■ Set problem ■
Go through the entries below and collect each line with the string "Лумпур" in it.

[Start Record list]

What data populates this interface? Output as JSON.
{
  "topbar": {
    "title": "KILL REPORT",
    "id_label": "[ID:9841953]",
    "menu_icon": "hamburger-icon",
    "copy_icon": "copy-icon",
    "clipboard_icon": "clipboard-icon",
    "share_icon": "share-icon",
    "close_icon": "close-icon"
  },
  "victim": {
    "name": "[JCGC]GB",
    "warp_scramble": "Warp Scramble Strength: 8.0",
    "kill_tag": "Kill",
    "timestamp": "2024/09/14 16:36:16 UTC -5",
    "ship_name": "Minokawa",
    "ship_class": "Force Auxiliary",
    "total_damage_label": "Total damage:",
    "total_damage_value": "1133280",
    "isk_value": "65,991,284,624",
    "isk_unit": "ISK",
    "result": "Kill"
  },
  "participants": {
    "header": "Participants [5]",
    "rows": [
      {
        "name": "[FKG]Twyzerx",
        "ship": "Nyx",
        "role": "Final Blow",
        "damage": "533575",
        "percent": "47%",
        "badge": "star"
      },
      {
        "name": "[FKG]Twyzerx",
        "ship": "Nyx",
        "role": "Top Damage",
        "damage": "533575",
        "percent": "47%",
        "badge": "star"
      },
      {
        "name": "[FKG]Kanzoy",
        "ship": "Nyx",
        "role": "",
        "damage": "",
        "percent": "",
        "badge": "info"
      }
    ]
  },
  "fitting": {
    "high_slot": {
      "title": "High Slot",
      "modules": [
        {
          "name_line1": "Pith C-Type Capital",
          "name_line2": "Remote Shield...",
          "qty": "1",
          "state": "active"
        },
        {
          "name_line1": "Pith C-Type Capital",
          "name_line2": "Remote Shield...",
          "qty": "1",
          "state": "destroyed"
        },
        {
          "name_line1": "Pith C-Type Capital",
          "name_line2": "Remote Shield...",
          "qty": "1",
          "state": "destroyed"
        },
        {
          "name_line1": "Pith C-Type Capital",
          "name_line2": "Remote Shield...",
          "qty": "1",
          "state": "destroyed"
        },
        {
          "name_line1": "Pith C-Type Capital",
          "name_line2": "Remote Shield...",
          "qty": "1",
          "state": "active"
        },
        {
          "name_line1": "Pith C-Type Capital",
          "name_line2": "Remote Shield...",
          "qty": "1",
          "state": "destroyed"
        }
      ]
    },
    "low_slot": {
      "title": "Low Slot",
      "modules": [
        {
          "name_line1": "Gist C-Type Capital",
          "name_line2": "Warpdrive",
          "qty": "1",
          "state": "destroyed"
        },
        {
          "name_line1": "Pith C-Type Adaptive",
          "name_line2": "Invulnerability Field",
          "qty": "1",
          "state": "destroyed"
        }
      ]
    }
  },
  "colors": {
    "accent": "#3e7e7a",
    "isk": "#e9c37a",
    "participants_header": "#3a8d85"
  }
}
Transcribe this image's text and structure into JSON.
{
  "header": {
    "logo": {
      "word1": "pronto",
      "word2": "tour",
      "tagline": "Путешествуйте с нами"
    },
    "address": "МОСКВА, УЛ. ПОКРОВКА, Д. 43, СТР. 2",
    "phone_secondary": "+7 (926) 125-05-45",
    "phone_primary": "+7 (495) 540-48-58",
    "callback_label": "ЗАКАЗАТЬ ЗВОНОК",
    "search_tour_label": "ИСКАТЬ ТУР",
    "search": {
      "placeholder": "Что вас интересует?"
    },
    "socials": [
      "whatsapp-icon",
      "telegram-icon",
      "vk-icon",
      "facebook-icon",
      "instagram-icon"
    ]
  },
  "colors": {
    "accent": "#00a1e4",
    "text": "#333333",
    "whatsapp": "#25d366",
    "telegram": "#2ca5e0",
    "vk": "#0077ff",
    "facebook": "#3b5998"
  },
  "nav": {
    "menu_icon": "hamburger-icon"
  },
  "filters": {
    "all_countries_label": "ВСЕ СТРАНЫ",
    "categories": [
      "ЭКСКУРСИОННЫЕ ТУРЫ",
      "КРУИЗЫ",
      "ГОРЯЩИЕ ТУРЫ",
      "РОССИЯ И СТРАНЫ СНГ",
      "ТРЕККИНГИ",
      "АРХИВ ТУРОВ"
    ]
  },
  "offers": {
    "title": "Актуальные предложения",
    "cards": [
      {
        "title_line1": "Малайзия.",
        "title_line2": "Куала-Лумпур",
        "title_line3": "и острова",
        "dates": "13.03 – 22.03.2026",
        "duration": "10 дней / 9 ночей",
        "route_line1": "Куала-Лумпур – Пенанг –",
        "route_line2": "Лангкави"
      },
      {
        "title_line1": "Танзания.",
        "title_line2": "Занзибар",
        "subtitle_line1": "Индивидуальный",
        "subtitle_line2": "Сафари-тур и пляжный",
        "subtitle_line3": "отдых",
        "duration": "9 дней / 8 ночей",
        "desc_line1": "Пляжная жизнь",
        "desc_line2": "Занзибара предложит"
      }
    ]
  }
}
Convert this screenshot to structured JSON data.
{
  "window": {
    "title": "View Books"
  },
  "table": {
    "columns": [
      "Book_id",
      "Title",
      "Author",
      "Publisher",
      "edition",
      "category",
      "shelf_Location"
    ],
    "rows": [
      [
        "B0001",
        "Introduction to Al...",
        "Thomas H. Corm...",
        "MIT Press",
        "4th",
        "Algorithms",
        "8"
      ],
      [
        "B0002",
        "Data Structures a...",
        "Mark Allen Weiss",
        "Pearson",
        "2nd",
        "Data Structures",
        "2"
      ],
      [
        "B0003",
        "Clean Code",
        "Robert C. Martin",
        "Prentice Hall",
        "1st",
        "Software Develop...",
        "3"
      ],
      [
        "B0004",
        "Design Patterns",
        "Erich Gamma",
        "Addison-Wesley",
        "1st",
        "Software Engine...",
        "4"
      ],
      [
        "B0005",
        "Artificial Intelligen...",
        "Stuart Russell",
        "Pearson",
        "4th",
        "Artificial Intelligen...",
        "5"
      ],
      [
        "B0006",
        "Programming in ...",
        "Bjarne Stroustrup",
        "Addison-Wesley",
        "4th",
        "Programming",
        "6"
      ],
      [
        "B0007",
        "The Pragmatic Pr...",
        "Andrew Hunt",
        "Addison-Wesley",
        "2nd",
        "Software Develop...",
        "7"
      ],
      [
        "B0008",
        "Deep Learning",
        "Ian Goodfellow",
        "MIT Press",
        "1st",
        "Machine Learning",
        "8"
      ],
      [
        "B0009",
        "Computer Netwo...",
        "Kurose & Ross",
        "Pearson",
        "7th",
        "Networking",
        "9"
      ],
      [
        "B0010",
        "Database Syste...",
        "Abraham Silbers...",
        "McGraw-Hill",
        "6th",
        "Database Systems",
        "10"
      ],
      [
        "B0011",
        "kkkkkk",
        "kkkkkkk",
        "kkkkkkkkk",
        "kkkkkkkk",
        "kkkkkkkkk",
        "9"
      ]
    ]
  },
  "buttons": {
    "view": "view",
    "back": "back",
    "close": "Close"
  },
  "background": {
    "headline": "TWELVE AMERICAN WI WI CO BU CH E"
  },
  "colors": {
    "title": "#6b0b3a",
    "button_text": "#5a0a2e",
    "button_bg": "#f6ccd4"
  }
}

[End Record list]

■ Answer for the task ■
        "title_line2": "Куала-Лумпур",
        "route_line1": "Куала-Лумпур – Пенанг –",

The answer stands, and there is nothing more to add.